Given exercise ▸ Write out the material exactly, without any of its pictures.

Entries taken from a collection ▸
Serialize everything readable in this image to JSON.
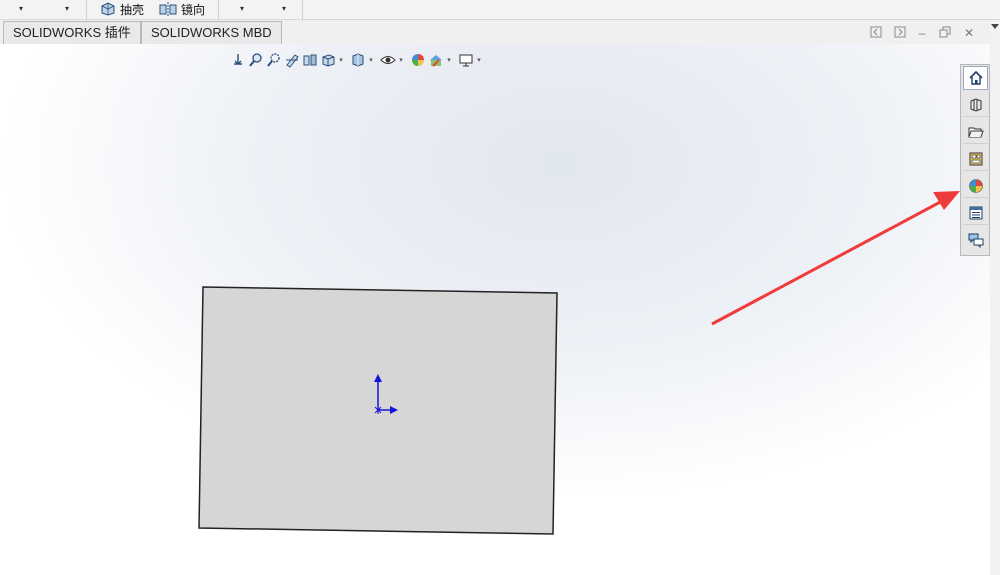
{
  "ribbon": {
    "shell_label": "抽壳",
    "mirror_label": "镜向"
  },
  "tabs": [
    {
      "label": "SOLIDWORKS 插件"
    },
    {
      "label": "SOLIDWORKS MBD"
    }
  ],
  "window_controls": {
    "minimize": "–",
    "restore": "🗗",
    "close": "✕"
  },
  "icons": {
    "hud": [
      "zoom-to-fit-icon",
      "zoom-to-area-icon",
      "previous-view-icon",
      "section-view-icon",
      "dynamic-annotation-icon",
      "view-orientation-icon",
      "display-style-icon",
      "hide-show-items-icon",
      "edit-appearance-icon",
      "apply-scene-icon",
      "view-settings-icon"
    ],
    "task_pane": [
      "home-icon",
      "design-library-icon",
      "file-explorer-icon",
      "view-palette-icon",
      "appearances-scenes-icon",
      "custom-properties-icon",
      "forum-icon"
    ]
  },
  "colors": {
    "arrow": "#ef3b3b",
    "sketch_fill": "#d6d6d6",
    "origin": "#1515d8"
  }
}
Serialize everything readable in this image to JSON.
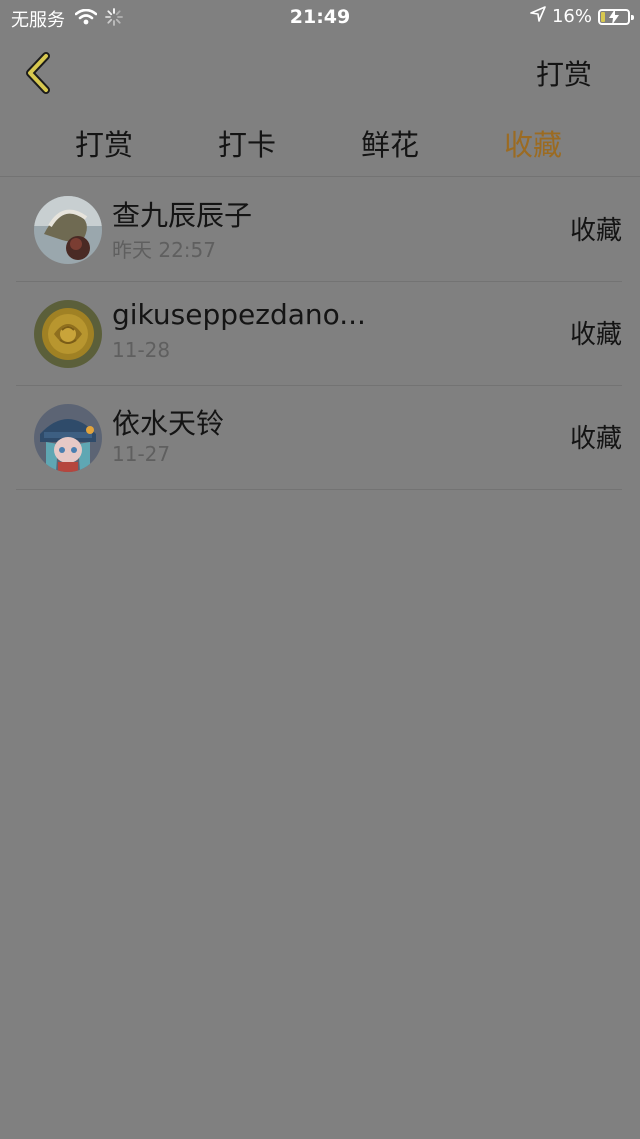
{
  "status_bar": {
    "carrier": "无服务",
    "time": "21:49",
    "battery_percent": "16%",
    "battery_level": 0.16
  },
  "nav": {
    "back_icon": "chevron-left-icon",
    "action_label": "打赏"
  },
  "tabs": [
    {
      "label": "打赏",
      "active": false
    },
    {
      "label": "打卡",
      "active": false
    },
    {
      "label": "鲜花",
      "active": false
    },
    {
      "label": "收藏",
      "active": true
    }
  ],
  "list": [
    {
      "name": "查九辰辰子",
      "time": "昨天 22:57",
      "action": "收藏",
      "avatar": "photo-avatar"
    },
    {
      "name": "gikuseppezdano...",
      "time": "11-28",
      "action": "收藏",
      "avatar": "yellow-rose-avatar"
    },
    {
      "name": "依水天铃",
      "time": "11-27",
      "action": "收藏",
      "avatar": "anime-girl-avatar"
    }
  ],
  "colors": {
    "background": "#808080",
    "accent": "#9b6b22",
    "divider": "#737373"
  }
}
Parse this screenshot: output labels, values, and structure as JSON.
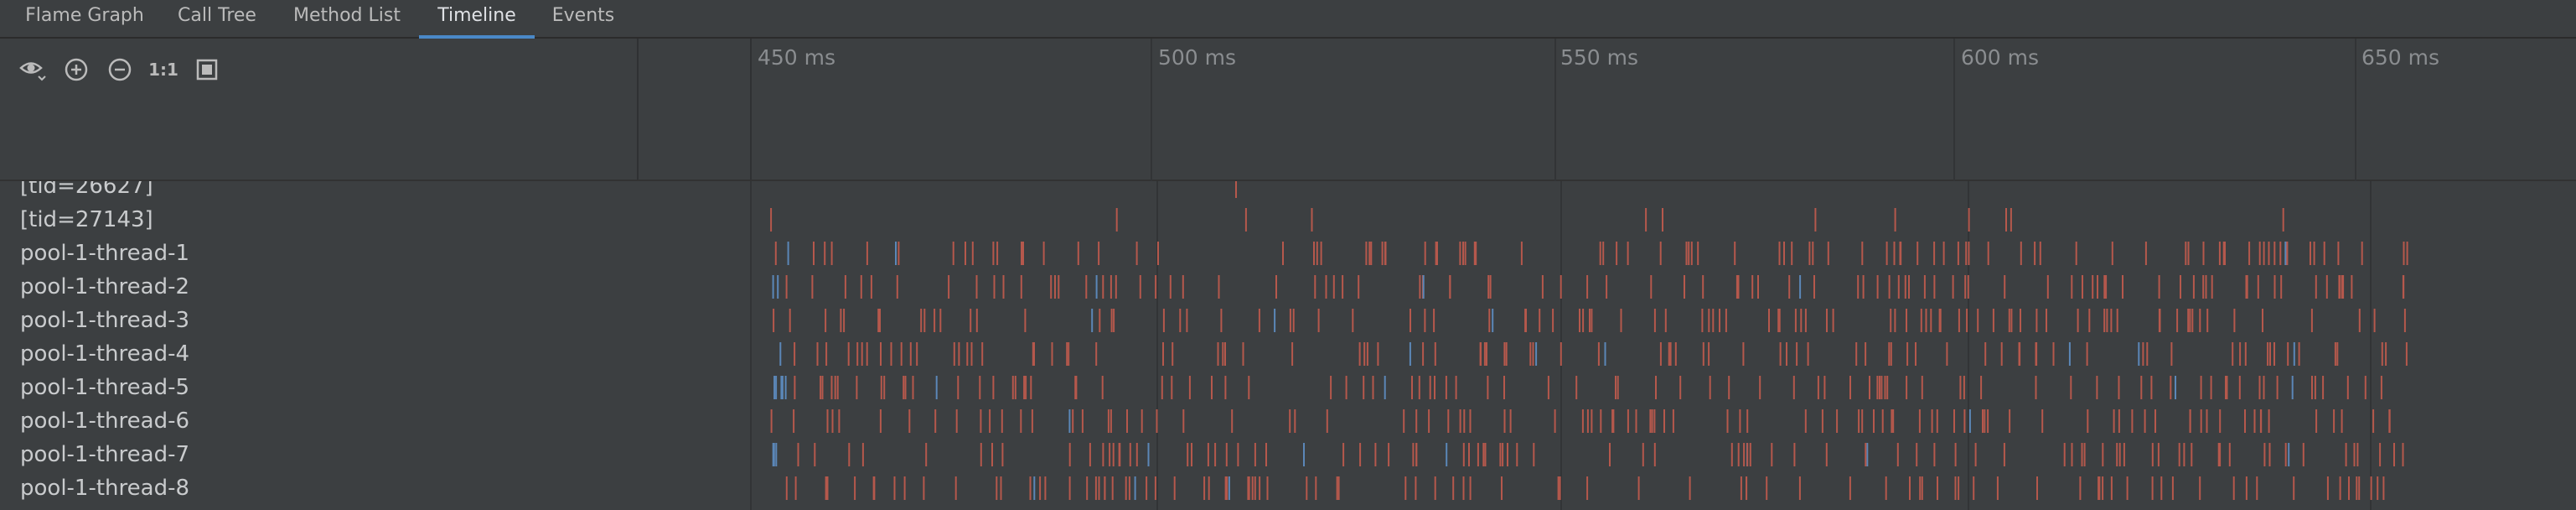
{
  "tabs": [
    {
      "label": "Flame Graph",
      "active": false
    },
    {
      "label": "Call Tree",
      "active": false
    },
    {
      "label": "Method List",
      "active": false
    },
    {
      "label": "Timeline",
      "active": true
    },
    {
      "label": "Events",
      "active": false
    }
  ],
  "toolbar": {
    "visibility": "eye-icon",
    "zoom_in": "zoom-in-icon",
    "zoom_out": "zoom-out-icon",
    "actual_size_label": "1:1",
    "fit": "fit-to-screen-icon"
  },
  "timeline": {
    "ticks": [
      "450 ms",
      "500 ms",
      "550 ms",
      "600 ms",
      "650 ms"
    ]
  },
  "threads": [
    "[tid=26627]",
    "[tid=27143]",
    "pool-1-thread-1",
    "pool-1-thread-2",
    "pool-1-thread-3",
    "pool-1-thread-4",
    "pool-1-thread-5",
    "pool-1-thread-6",
    "pool-1-thread-7",
    "pool-1-thread-8"
  ],
  "colors": {
    "background": "#3c3f41",
    "accent": "#4a88c7",
    "sample_red": "#b5584c",
    "sample_blue": "#5b87b8"
  }
}
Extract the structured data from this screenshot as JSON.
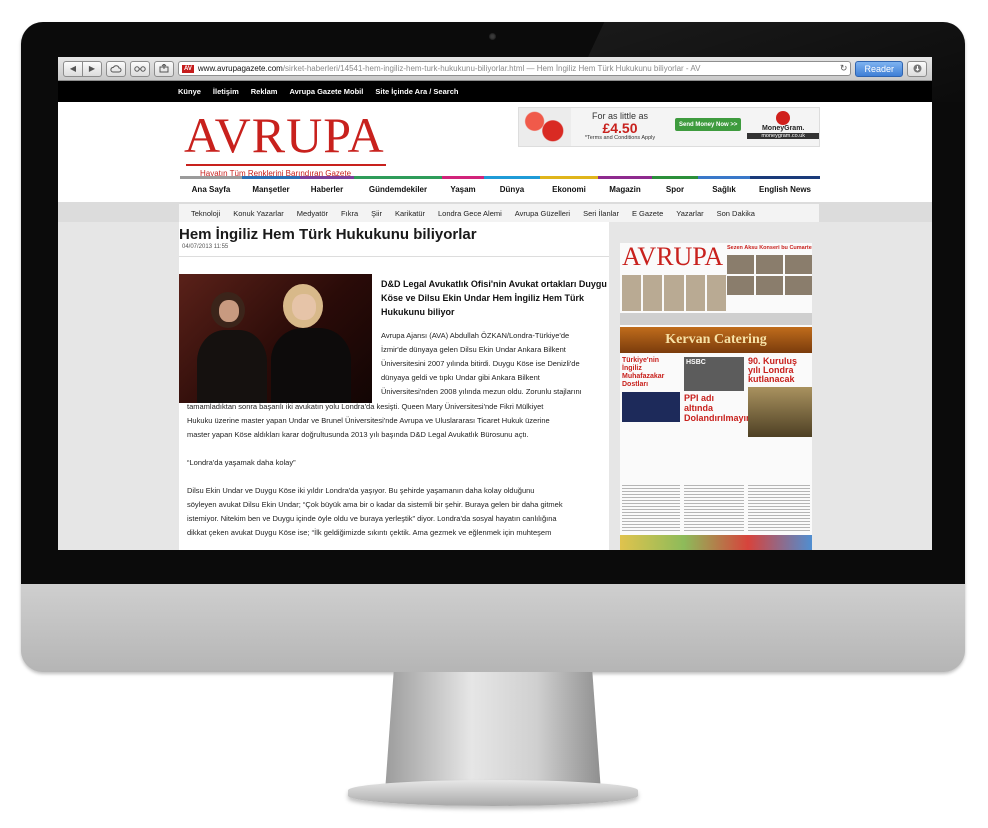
{
  "browser": {
    "back_icon": "◀",
    "forward_icon": "▶",
    "url_host": "www.avrupagazete.com",
    "url_rest": "/sirket-haberleri/14541-hem-ingiliz-hem-turk-hukukunu-biliyorlar.html — Hem İngiliz Hem Türk Hukukunu biliyorlar - AV",
    "favicon_text": "AV",
    "reader_label": "Reader",
    "reload_icon": "↻"
  },
  "topnav": [
    "Künye",
    "İletişim",
    "Reklam",
    "Avrupa Gazete Mobil",
    "Site İçinde Ara / Search"
  ],
  "header": {
    "logo": "AVRUPA",
    "tagline": "Hayatın Tüm Renklerini Barındıran Gazete"
  },
  "ad": {
    "line1": "For as little as",
    "price": "£4.50",
    "terms": "*Terms and Conditions Apply",
    "button": "Send Money Now >>",
    "brand": "MoneyGram.",
    "brand_url": "moneygram.co.uk"
  },
  "mainnav": [
    {
      "label": "Ana Sayfa",
      "color": "#9b9b9b"
    },
    {
      "label": "Manşetler",
      "color": "#2a6fb5"
    },
    {
      "label": "Haberler",
      "color": "#7a3f9b"
    },
    {
      "label": "Gündemdekiler",
      "color": "#2f9c5a"
    },
    {
      "label": "Yaşam",
      "color": "#d1237a"
    },
    {
      "label": "Dünya",
      "color": "#1f9bd7"
    },
    {
      "label": "Ekonomi",
      "color": "#e0b51b"
    },
    {
      "label": "Magazin",
      "color": "#8e2a8e"
    },
    {
      "label": "Spor",
      "color": "#2b8f3a"
    },
    {
      "label": "Sağlık",
      "color": "#3a78c9"
    },
    {
      "label": "English News",
      "color": "#1a3b7a"
    }
  ],
  "subnav": [
    "Teknoloji",
    "Konuk Yazarlar",
    "Medyatör",
    "Fıkra",
    "Şiir",
    "Karikatür",
    "Londra Gece Alemi",
    "Avrupa Güzelleri",
    "Seri İlanlar",
    "E Gazete",
    "Yazarlar",
    "Son Dakika"
  ],
  "article": {
    "title": "Hem İngiliz Hem Türk Hukukunu biliyorlar",
    "date": "04/07/2013 11:55",
    "lead": "D&D Legal Avukatlık Ofisi'nin Avukat ortakları Duygu Köse ve Dilsu Ekin Undar Hem İngiliz Hem Türk Hukukunu biliyor",
    "side_lines": [
      "Avrupa Ajansı (AVA) Abdullah ÖZKAN/Londra-Türkiye'de",
      "İzmir'de dünyaya gelen Dilsu Ekin Undar Ankara Bilkent",
      "Üniversitesini 2007 yılında bitirdi. Duygu Köse ise Denizli'de",
      "dünyaya geldi ve tıpkı Undar gibi Ankara Bilkent",
      "Üniversitesi'nden 2008 yılında mezun oldu. Zorunlu stajlarını"
    ],
    "full_lines_1": [
      "tamamladıktan sonra başarılı iki avukatın yolu Londra'da kesişti. Queen Mary Üniversitesi'nde Fikri Mülkiyet",
      "Hukuku üzerine master yapan Undar ve Brunel Üniversitesi'nde Avrupa ve Uluslararası Ticaret Hukuk üzerine",
      "master yapan Köse aldıkları karar doğrultusunda 2013 yılı başında D&D Legal Avukatlık Bürosunu açtı."
    ],
    "quote": "“Londra'da yaşamak daha kolay”",
    "full_lines_2": [
      "Dilsu Ekin Undar ve Duygu Köse iki yıldır Londra'da yaşıyor. Bu şehirde yaşamanın daha kolay olduğunu",
      "söyleyen avukat Dilsu Ekin Undar; “Çok büyük ama bir o kadar da sistemli bir şehir. Buraya gelen bir daha gitmek",
      "istemiyor. Nitekim ben ve Duygu içinde öyle oldu ve buraya yerleştik” diyor. Londra'da sosyal hayatın canlılığına",
      "dikkat çeken avukat Duygu Köse ise; “İlk geldiğimizde sıkıntı çektik. Ama gezmek ve eğlenmek için muhteşem"
    ]
  },
  "newspaper": {
    "logo": "AVRUPA",
    "band": "Sezen Aksu Konseri bu Cumartesi",
    "kervan": "Kervan Catering",
    "col1_title": "Türkiye'nin İngiliz Muhafazakar Dostları",
    "col2_hsbc": "HSBC",
    "col2_title": "PPI adı altında Dolandırılmayın",
    "col3_title": "90. Kuruluş yılı Londra kutlanacak"
  }
}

Written reply ▸
Serialize everything readable in this image to JSON.
{
  "ribbon": {
    "shell_label": "抽壳",
    "mirror_label": "镜向"
  },
  "tabs": [
    {
      "label": "SOLIDWORKS 插件"
    },
    {
      "label": "SOLIDWORKS MBD"
    }
  ],
  "window_controls": {
    "minimize": "–",
    "restore": "🗗",
    "close": "✕"
  },
  "icons": {
    "hud": [
      "zoom-to-fit-icon",
      "zoom-to-area-icon",
      "previous-view-icon",
      "section-view-icon",
      "dynamic-annotation-icon",
      "view-orientation-icon",
      "display-style-icon",
      "hide-show-items-icon",
      "edit-appearance-icon",
      "apply-scene-icon",
      "view-settings-icon"
    ],
    "task_pane": [
      "home-icon",
      "design-library-icon",
      "file-explorer-icon",
      "view-palette-icon",
      "appearances-scenes-icon",
      "custom-properties-icon",
      "forum-icon"
    ]
  },
  "colors": {
    "arrow": "#ef3b3b",
    "sketch_fill": "#d6d6d6",
    "origin": "#1515d8"
  }
}
Serialize everything readable in this image to JSON.
{
  "status_bar": {
    "carrier": "无服务",
    "time": "21:49",
    "battery_percent": "16%",
    "battery_level": 0.16
  },
  "nav": {
    "back_icon": "chevron-left-icon",
    "action_label": "打赏"
  },
  "tabs": [
    {
      "label": "打赏",
      "active": false
    },
    {
      "label": "打卡",
      "active": false
    },
    {
      "label": "鲜花",
      "active": false
    },
    {
      "label": "收藏",
      "active": true
    }
  ],
  "list": [
    {
      "name": "查九辰辰子",
      "time": "昨天 22:57",
      "action": "收藏",
      "avatar": "photo-avatar"
    },
    {
      "name": "gikuseppezdano...",
      "time": "11-28",
      "action": "收藏",
      "avatar": "yellow-rose-avatar"
    },
    {
      "name": "依水天铃",
      "time": "11-27",
      "action": "收藏",
      "avatar": "anime-girl-avatar"
    }
  ],
  "colors": {
    "background": "#808080",
    "accent": "#9b6b22",
    "divider": "#737373"
  }
}
Parse this screenshot: output labels, values, and structure as JSON.
{
  "tabs": [
    {
      "label": "Flame Graph",
      "active": false
    },
    {
      "label": "Call Tree",
      "active": false
    },
    {
      "label": "Method List",
      "active": false
    },
    {
      "label": "Timeline",
      "active": true
    },
    {
      "label": "Events",
      "active": false
    }
  ],
  "toolbar": {
    "visibility": "eye-icon",
    "zoom_in": "zoom-in-icon",
    "zoom_out": "zoom-out-icon",
    "actual_size_label": "1:1",
    "fit": "fit-to-screen-icon"
  },
  "timeline": {
    "ticks": [
      "450 ms",
      "500 ms",
      "550 ms",
      "600 ms",
      "650 ms"
    ]
  },
  "threads": [
    "[tid=26627]",
    "[tid=27143]",
    "pool-1-thread-1",
    "pool-1-thread-2",
    "pool-1-thread-3",
    "pool-1-thread-4",
    "pool-1-thread-5",
    "pool-1-thread-6",
    "pool-1-thread-7",
    "pool-1-thread-8"
  ],
  "colors": {
    "background": "#3c3f41",
    "accent": "#4a88c7",
    "sample_red": "#b5584c",
    "sample_blue": "#5b87b8"
  }
}
Extract the structured data from this screenshot as JSON.
{
  "browser": {
    "back_icon": "◀",
    "forward_icon": "▶",
    "url_host": "www.avrupagazete.com",
    "url_rest": "/sirket-haberleri/14541-hem-ingiliz-hem-turk-hukukunu-biliyorlar.html — Hem İngiliz Hem Türk Hukukunu biliyorlar - AV",
    "favicon_text": "AV",
    "reader_label": "Reader",
    "reload_icon": "↻"
  },
  "topnav": [
    "Künye",
    "İletişim",
    "Reklam",
    "Avrupa Gazete Mobil",
    "Site İçinde Ara / Search"
  ],
  "header": {
    "logo": "AVRUPA",
    "tagline": "Hayatın Tüm Renklerini Barındıran Gazete"
  },
  "ad": {
    "line1": "For as little as",
    "price": "£4.50",
    "terms": "*Terms and Conditions Apply",
    "button": "Send Money Now >>",
    "brand": "MoneyGram.",
    "brand_url": "moneygram.co.uk"
  },
  "mainnav": [
    {
      "label": "Ana Sayfa",
      "color": "#9b9b9b"
    },
    {
      "label": "Manşetler",
      "color": "#2a6fb5"
    },
    {
      "label": "Haberler",
      "color": "#7a3f9b"
    },
    {
      "label": "Gündemdekiler",
      "color": "#2f9c5a"
    },
    {
      "label": "Yaşam",
      "color": "#d1237a"
    },
    {
      "label": "Dünya",
      "color": "#1f9bd7"
    },
    {
      "label": "Ekonomi",
      "color": "#e0b51b"
    },
    {
      "label": "Magazin",
      "color": "#8e2a8e"
    },
    {
      "label": "Spor",
      "color": "#2b8f3a"
    },
    {
      "label": "Sağlık",
      "color": "#3a78c9"
    },
    {
      "label": "English News",
      "color": "#1a3b7a"
    }
  ],
  "subnav": [
    "Teknoloji",
    "Konuk Yazarlar",
    "Medyatör",
    "Fıkra",
    "Şiir",
    "Karikatür",
    "Londra Gece Alemi",
    "Avrupa Güzelleri",
    "Seri İlanlar",
    "E Gazete",
    "Yazarlar",
    "Son Dakika"
  ],
  "article": {
    "title": "Hem İngiliz Hem Türk Hukukunu biliyorlar",
    "date": "04/07/2013 11:55",
    "lead": "D&D Legal Avukatlık Ofisi'nin Avukat ortakları Duygu Köse ve Dilsu Ekin Undar Hem İngiliz Hem Türk Hukukunu biliyor",
    "side_lines": [
      "Avrupa Ajansı (AVA) Abdullah ÖZKAN/Londra-Türkiye'de",
      "İzmir'de dünyaya gelen Dilsu Ekin Undar Ankara Bilkent",
      "Üniversitesini 2007 yılında bitirdi. Duygu Köse ise Denizli'de",
      "dünyaya geldi ve tıpkı Undar gibi Ankara Bilkent",
      "Üniversitesi'nden 2008 yılında mezun oldu. Zorunlu stajlarını"
    ],
    "full_lines_1": [
      "tamamladıktan sonra başarılı iki avukatın yolu Londra'da kesişti. Queen Mary Üniversitesi'nde Fikri Mülkiyet",
      "Hukuku üzerine master yapan Undar ve Brunel Üniversitesi'nde Avrupa ve Uluslararası Ticaret Hukuk üzerine",
      "master yapan Köse aldıkları karar doğrultusunda 2013 yılı başında D&D Legal Avukatlık Bürosunu açtı."
    ],
    "quote": "“Londra'da yaşamak daha kolay”",
    "full_lines_2": [
      "Dilsu Ekin Undar ve Duygu Köse iki yıldır Londra'da yaşıyor. Bu şehirde yaşamanın daha kolay olduğunu",
      "söyleyen avukat Dilsu Ekin Undar; “Çok büyük ama bir o kadar da sistemli bir şehir. Buraya gelen bir daha gitmek",
      "istemiyor. Nitekim ben ve Duygu içinde öyle oldu ve buraya yerleştik” diyor. Londra'da sosyal hayatın canlılığına",
      "dikkat çeken avukat Duygu Köse ise; “İlk geldiğimizde sıkıntı çektik. Ama gezmek ve eğlenmek için muhteşem"
    ]
  },
  "newspaper": {
    "logo": "AVRUPA",
    "band": "Sezen Aksu Konseri bu Cumartesi",
    "kervan": "Kervan Catering",
    "col1_title": "Türkiye'nin İngiliz Muhafazakar Dostları",
    "col2_hsbc": "HSBC",
    "col2_title": "PPI adı altında Dolandırılmayın",
    "col3_title": "90. Kuruluş yılı Londra kutlanacak"
  }
}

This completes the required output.